::: Data records :::
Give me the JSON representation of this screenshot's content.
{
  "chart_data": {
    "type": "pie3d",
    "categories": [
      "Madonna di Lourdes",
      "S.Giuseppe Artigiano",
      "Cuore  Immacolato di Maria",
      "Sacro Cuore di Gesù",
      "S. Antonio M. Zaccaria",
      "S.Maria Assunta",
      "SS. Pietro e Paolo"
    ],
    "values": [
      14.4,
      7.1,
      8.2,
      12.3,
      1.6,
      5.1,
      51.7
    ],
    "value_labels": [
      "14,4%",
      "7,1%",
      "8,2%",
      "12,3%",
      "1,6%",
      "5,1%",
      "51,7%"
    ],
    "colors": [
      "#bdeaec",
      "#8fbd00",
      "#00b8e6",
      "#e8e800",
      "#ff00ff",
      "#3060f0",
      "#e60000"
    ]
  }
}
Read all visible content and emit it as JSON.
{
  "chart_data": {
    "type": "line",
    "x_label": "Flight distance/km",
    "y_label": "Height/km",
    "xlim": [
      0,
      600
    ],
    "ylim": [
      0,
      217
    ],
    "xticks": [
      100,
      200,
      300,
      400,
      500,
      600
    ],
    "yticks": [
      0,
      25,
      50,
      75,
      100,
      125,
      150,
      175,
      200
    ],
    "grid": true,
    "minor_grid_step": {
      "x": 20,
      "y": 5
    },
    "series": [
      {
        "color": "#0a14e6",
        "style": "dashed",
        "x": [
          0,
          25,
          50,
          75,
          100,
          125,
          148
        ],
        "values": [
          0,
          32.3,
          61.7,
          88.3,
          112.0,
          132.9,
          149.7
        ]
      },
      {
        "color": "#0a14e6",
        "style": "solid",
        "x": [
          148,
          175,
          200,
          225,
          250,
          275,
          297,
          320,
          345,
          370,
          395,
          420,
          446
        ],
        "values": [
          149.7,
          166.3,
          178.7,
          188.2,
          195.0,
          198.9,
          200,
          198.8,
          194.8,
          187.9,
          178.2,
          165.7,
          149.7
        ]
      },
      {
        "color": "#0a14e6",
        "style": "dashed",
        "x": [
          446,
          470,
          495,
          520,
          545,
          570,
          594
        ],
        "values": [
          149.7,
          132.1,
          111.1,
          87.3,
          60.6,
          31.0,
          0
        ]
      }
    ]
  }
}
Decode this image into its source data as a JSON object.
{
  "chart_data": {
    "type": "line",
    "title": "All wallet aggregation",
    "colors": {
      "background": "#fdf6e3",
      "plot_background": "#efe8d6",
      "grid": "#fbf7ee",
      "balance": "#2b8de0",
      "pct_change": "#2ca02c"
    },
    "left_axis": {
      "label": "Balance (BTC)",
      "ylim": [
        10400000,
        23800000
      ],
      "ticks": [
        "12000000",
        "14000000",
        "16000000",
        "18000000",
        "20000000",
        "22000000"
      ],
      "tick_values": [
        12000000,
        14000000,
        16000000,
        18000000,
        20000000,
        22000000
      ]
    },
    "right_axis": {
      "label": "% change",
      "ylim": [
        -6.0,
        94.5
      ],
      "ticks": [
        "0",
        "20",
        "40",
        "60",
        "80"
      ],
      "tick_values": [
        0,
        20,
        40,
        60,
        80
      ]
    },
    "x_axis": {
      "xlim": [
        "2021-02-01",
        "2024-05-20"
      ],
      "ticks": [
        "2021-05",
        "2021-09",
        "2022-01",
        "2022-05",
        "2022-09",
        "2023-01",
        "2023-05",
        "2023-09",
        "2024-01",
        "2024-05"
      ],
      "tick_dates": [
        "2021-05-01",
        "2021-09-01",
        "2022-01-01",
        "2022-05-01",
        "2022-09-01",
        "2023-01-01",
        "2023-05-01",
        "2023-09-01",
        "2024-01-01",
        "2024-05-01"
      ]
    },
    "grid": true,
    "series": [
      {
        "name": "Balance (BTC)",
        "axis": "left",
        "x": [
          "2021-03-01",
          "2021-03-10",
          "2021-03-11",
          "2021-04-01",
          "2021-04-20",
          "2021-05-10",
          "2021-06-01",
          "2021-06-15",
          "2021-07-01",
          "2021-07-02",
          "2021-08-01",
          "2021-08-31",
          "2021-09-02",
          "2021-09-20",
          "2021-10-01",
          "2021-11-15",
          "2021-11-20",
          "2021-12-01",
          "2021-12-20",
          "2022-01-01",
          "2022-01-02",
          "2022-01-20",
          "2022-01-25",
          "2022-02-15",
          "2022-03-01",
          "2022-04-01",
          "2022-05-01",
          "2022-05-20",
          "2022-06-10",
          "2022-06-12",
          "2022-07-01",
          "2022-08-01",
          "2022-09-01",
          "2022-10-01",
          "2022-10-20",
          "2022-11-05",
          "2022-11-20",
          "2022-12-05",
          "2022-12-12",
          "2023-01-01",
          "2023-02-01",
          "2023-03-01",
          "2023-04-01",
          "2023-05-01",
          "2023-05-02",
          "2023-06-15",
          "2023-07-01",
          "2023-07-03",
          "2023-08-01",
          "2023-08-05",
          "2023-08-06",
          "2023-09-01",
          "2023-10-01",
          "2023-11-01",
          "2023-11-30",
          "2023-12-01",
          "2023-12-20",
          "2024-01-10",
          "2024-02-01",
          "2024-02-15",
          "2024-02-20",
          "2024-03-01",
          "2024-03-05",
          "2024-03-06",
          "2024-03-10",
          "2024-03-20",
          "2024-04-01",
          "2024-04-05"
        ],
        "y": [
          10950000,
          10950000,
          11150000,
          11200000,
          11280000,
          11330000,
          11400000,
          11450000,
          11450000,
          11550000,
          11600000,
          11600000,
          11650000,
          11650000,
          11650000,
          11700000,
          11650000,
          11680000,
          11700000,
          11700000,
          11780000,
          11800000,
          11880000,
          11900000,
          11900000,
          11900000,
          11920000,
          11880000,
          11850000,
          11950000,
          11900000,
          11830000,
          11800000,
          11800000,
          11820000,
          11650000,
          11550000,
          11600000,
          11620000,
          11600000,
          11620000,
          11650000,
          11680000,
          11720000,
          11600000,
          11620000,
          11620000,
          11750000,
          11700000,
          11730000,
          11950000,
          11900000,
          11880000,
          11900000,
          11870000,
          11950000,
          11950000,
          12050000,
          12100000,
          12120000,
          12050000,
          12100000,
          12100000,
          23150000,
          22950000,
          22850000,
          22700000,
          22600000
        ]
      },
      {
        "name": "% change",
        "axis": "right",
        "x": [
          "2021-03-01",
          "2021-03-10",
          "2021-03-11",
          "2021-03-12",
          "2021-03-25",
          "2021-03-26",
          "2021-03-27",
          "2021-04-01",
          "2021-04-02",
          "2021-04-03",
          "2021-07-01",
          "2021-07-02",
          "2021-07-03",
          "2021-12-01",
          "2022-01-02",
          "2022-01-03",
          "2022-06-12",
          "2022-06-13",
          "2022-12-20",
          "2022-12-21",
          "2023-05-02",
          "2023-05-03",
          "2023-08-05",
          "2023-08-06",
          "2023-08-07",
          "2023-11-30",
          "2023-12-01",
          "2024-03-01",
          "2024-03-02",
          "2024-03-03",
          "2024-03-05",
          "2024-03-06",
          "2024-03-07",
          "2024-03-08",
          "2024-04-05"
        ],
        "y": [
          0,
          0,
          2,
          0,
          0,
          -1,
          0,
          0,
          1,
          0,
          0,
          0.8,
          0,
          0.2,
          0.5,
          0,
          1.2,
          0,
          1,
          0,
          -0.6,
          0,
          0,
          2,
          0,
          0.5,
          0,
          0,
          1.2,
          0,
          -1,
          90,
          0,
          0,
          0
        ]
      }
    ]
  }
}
:::
What the exercise asks >>
State the number of lines in the records that contain the string "JSON", and nothing more.

Written solution >>
3